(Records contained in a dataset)
--
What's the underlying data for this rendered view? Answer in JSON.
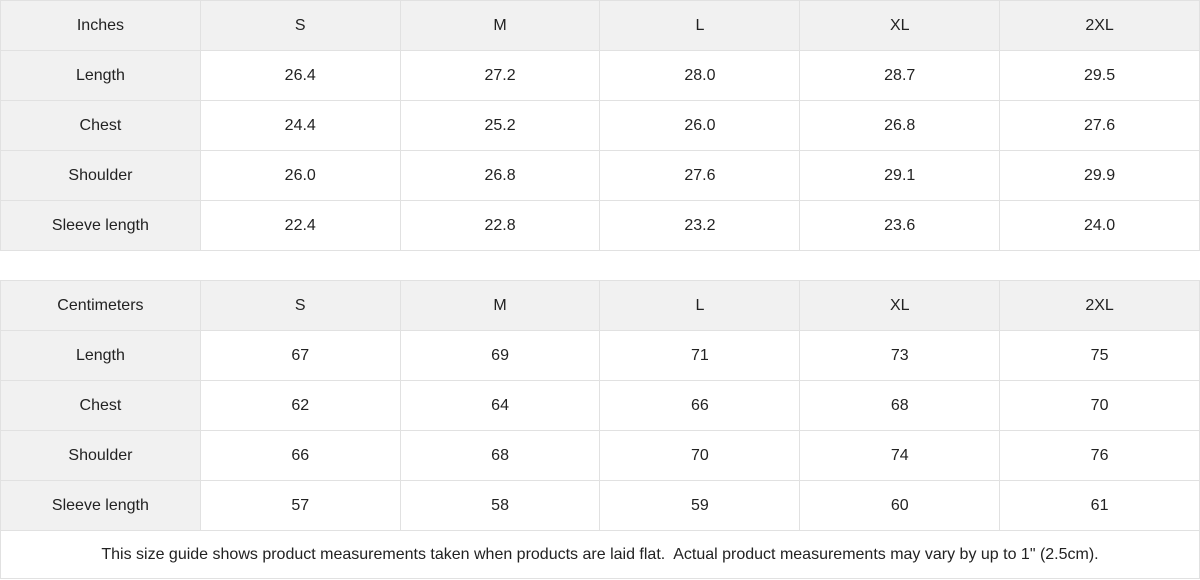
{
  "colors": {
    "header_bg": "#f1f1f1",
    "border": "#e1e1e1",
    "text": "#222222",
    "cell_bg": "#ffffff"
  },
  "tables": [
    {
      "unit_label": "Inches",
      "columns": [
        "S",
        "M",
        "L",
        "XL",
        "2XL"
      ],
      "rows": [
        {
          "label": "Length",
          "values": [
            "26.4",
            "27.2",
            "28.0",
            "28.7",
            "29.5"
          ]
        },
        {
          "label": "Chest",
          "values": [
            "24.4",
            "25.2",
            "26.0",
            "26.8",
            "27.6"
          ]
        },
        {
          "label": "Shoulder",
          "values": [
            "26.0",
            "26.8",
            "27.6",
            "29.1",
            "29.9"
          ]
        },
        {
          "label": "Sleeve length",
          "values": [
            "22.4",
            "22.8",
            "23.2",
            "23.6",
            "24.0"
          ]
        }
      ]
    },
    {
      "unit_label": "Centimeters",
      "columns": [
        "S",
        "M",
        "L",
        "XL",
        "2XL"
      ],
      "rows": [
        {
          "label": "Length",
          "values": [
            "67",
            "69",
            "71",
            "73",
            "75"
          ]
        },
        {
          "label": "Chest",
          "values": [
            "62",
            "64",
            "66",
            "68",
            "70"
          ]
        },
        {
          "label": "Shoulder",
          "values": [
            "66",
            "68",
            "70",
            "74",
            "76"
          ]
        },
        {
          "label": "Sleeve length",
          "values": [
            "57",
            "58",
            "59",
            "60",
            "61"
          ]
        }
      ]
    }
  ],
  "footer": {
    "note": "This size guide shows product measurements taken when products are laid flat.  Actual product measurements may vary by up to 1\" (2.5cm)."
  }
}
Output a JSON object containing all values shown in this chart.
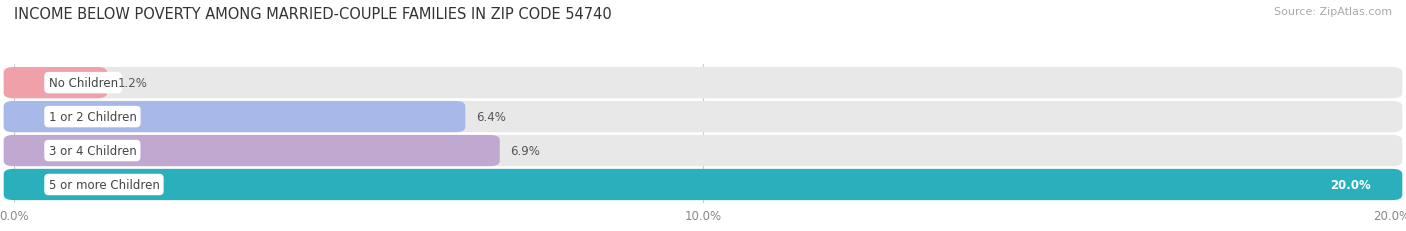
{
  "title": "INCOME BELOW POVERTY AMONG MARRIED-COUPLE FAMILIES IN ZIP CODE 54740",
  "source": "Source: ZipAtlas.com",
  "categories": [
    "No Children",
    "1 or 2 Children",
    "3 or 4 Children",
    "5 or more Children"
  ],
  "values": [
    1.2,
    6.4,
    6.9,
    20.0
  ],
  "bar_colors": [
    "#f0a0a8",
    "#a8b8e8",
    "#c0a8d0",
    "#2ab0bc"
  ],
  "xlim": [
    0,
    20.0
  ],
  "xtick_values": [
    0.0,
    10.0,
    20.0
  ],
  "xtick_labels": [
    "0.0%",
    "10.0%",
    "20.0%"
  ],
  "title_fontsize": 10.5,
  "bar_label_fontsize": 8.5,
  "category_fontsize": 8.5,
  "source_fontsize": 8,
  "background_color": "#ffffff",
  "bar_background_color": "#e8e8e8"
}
--
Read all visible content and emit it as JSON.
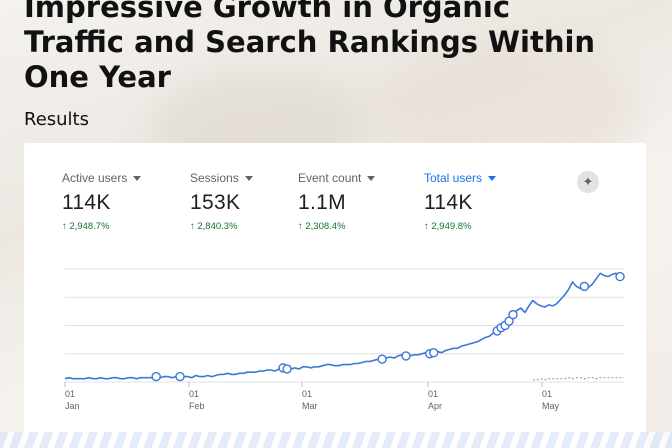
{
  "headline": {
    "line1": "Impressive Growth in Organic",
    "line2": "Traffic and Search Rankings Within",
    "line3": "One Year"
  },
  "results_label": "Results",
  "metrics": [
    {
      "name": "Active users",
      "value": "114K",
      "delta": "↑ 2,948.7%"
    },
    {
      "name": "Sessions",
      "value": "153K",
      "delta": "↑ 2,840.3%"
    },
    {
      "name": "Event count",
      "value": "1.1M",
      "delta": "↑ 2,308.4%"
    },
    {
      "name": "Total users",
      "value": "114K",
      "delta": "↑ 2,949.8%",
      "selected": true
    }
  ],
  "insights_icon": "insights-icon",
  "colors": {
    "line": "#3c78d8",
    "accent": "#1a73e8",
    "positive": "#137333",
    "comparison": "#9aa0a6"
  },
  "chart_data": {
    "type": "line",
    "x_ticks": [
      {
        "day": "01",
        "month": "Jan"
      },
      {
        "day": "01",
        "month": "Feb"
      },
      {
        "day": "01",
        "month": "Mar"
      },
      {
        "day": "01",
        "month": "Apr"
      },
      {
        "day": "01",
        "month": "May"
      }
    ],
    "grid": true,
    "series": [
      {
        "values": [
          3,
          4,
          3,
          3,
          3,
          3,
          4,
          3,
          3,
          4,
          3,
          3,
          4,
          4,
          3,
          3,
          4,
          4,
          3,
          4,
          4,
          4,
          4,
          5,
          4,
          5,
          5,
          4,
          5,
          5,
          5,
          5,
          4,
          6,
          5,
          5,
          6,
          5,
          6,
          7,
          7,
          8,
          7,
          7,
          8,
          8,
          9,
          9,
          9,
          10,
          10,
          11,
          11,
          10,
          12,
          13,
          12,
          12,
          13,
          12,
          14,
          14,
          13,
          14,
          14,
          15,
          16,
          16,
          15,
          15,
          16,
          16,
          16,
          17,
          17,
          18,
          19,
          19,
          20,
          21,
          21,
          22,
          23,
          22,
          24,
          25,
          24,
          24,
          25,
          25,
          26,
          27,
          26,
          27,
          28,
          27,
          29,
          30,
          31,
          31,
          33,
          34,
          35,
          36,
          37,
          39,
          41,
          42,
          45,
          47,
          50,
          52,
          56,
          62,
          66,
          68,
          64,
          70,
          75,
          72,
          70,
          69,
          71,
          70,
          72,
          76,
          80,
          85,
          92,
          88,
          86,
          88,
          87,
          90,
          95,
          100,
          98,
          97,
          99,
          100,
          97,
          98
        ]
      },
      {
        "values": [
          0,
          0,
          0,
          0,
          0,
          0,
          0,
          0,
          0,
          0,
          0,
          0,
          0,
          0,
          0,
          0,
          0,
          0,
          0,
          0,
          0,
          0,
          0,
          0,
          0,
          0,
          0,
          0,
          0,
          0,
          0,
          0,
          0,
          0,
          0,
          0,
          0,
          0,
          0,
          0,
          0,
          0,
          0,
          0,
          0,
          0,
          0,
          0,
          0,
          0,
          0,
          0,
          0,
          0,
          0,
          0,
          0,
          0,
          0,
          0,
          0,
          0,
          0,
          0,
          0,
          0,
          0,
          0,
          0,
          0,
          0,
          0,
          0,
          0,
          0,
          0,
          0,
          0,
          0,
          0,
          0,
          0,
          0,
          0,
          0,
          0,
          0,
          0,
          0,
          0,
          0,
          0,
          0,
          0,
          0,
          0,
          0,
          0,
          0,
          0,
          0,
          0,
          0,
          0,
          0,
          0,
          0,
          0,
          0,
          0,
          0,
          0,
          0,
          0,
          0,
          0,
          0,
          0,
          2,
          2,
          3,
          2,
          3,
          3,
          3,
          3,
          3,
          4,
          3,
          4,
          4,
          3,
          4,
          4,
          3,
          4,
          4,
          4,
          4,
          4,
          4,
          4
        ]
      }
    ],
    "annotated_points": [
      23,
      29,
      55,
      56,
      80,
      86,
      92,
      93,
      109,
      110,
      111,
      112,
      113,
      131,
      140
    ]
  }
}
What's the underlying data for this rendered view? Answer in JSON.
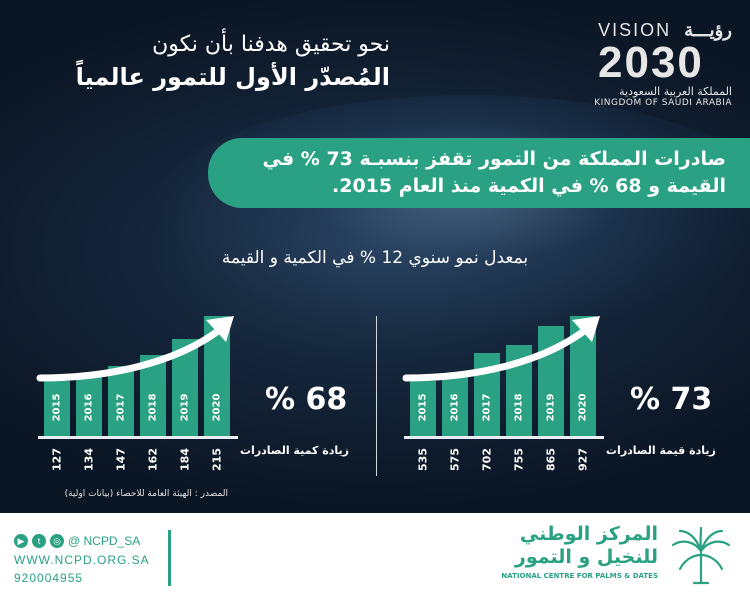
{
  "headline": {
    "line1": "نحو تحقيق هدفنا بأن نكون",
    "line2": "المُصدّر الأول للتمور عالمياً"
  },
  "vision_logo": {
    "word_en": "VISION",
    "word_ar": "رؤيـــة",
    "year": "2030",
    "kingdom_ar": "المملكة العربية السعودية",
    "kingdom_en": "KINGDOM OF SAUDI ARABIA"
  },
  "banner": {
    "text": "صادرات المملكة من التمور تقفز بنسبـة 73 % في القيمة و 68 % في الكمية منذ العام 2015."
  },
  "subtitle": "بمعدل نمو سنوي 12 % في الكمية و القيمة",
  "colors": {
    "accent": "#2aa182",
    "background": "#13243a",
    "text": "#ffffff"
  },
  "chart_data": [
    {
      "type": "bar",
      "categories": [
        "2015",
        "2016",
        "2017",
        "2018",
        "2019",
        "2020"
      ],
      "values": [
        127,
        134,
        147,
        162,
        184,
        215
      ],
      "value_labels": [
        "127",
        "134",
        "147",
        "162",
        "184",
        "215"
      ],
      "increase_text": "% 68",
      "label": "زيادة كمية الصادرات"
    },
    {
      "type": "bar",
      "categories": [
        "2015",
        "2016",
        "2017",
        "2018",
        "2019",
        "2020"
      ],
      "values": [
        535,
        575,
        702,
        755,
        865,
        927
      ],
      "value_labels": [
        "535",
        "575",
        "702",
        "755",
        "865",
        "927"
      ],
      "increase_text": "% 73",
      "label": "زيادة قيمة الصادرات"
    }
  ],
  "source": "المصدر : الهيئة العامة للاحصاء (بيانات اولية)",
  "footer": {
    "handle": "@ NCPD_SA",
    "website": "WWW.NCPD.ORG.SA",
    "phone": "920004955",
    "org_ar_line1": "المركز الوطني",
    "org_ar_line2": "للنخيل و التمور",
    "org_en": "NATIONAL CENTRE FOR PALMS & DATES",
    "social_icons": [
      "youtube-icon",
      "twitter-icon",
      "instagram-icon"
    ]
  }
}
--
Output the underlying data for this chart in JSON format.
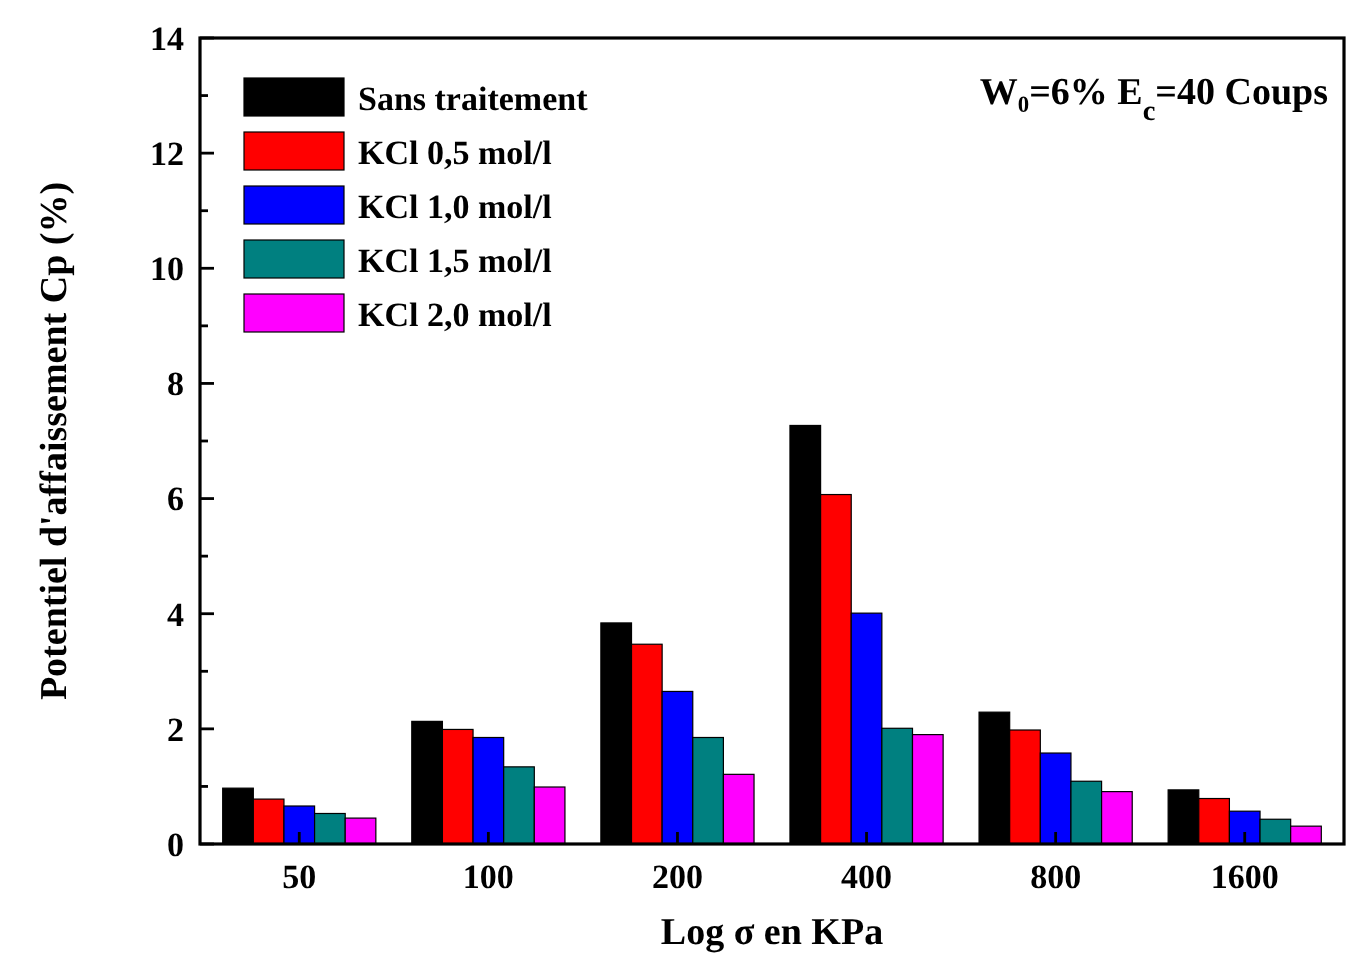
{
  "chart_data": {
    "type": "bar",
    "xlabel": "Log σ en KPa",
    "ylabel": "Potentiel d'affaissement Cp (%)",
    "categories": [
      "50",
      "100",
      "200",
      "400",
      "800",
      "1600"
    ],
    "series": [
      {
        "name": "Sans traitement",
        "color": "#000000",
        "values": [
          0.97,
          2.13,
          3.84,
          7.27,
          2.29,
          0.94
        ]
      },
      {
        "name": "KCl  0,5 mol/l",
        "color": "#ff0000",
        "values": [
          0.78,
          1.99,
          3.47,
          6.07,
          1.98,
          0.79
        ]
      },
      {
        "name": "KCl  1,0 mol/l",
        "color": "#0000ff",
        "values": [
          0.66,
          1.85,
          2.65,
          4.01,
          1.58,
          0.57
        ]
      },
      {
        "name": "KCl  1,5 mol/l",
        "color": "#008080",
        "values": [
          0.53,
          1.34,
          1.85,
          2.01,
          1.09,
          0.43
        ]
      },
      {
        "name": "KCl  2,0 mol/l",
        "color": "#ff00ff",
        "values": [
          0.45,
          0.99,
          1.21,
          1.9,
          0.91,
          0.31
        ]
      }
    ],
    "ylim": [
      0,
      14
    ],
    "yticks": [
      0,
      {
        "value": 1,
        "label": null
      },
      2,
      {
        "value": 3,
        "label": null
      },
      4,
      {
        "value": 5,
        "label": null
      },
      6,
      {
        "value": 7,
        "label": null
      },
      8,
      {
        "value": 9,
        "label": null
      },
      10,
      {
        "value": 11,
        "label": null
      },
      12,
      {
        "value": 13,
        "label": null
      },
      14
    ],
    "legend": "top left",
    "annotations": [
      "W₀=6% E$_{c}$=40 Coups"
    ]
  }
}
--
Stated problem =
Scan the lines for the string "JSON". Copy out each line that matches.

Task solution =
What's the underlying data for this rendered view? Answer in JSON.
Output a JSON object containing all values shown in this chart.
Read all visible content and emit it as JSON.
What's the underlying data for this rendered view? Answer in JSON.
Output the underlying data for this chart in JSON format.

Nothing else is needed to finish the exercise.